* Directions
Work out how many lines in the data hold the word "JSON", and reply with that number only.

* Entries shown
══════

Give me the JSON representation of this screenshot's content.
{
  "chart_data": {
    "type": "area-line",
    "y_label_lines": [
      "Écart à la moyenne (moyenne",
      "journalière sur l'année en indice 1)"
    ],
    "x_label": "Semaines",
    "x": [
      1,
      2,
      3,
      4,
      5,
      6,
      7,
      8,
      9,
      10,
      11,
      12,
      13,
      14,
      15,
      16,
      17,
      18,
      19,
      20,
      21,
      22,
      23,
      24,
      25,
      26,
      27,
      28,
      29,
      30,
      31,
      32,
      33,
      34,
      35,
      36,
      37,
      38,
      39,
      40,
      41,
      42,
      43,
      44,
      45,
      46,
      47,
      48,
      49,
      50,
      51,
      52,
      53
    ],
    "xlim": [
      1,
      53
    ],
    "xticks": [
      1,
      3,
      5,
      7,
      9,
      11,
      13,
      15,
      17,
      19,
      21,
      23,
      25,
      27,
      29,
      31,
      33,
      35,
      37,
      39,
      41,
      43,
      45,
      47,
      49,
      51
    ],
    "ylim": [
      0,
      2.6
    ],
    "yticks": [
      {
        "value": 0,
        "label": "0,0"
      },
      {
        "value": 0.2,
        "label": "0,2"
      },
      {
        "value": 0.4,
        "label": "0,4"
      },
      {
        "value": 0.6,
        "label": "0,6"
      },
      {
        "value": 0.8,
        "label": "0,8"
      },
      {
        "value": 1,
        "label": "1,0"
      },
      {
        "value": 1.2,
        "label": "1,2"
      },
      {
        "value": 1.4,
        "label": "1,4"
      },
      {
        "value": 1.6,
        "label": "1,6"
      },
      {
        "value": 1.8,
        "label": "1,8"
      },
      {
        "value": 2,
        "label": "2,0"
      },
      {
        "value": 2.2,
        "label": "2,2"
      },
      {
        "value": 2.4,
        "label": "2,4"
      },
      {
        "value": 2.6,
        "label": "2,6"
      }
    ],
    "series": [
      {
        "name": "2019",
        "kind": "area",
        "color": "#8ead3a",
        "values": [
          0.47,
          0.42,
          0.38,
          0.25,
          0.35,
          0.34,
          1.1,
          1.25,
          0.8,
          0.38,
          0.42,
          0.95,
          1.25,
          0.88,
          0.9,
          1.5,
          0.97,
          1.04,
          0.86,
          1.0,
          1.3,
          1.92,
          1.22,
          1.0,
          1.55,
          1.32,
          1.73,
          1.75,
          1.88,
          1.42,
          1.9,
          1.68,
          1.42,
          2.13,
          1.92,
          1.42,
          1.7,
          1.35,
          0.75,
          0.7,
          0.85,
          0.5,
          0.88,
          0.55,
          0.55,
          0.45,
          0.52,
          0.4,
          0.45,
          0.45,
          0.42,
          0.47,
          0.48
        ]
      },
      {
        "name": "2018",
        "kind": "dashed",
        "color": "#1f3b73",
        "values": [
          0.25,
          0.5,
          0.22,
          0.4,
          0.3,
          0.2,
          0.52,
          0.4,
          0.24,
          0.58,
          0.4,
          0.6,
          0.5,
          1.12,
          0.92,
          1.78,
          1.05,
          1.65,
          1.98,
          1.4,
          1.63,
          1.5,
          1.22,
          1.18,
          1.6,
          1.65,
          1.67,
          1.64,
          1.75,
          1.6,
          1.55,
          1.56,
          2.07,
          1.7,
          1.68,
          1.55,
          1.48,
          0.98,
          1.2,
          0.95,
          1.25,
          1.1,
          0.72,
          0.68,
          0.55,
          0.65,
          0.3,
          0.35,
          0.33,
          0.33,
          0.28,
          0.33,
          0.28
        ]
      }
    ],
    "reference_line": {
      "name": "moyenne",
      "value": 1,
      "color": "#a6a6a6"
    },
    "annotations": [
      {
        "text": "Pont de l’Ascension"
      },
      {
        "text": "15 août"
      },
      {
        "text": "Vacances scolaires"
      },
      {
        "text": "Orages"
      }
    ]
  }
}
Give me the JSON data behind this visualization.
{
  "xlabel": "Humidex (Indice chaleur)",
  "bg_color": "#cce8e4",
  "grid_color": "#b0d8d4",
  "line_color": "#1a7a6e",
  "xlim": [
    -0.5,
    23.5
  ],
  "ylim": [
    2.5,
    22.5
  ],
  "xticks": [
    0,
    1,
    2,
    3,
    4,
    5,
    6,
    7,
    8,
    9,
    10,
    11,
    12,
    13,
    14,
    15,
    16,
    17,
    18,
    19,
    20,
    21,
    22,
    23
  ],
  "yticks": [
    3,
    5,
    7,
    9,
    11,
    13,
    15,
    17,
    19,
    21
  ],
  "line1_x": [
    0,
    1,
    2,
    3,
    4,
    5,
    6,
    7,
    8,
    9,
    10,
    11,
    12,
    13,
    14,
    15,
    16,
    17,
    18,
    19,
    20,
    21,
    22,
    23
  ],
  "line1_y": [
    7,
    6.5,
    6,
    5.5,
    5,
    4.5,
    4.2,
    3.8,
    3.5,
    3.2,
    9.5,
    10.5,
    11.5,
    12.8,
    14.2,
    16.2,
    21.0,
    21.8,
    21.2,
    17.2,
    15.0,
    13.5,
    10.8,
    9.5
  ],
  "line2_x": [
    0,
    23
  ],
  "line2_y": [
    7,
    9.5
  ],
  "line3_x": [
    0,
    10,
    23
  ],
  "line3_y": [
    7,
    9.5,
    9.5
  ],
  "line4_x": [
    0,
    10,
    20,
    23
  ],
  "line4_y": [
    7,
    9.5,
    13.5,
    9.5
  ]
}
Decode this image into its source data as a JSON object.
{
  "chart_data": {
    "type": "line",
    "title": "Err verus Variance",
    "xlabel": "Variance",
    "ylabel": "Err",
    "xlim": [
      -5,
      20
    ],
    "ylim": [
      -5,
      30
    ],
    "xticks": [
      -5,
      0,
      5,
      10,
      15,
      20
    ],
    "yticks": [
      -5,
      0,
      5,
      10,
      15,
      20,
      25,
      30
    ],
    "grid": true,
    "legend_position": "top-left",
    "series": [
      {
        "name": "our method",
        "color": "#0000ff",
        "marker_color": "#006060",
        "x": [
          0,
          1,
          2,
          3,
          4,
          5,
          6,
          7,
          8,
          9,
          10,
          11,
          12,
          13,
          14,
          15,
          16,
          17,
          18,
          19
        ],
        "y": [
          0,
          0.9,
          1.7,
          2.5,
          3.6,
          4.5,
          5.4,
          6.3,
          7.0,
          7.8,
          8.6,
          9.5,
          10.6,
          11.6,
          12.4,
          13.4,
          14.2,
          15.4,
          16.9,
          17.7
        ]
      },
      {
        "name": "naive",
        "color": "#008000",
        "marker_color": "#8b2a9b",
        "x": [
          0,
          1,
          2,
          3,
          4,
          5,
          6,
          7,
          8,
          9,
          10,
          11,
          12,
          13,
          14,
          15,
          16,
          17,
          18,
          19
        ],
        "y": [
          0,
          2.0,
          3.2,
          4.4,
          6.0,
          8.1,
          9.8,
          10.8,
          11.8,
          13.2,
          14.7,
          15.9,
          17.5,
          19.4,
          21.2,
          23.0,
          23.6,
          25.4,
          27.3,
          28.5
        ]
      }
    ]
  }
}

══════

* Output of the task
3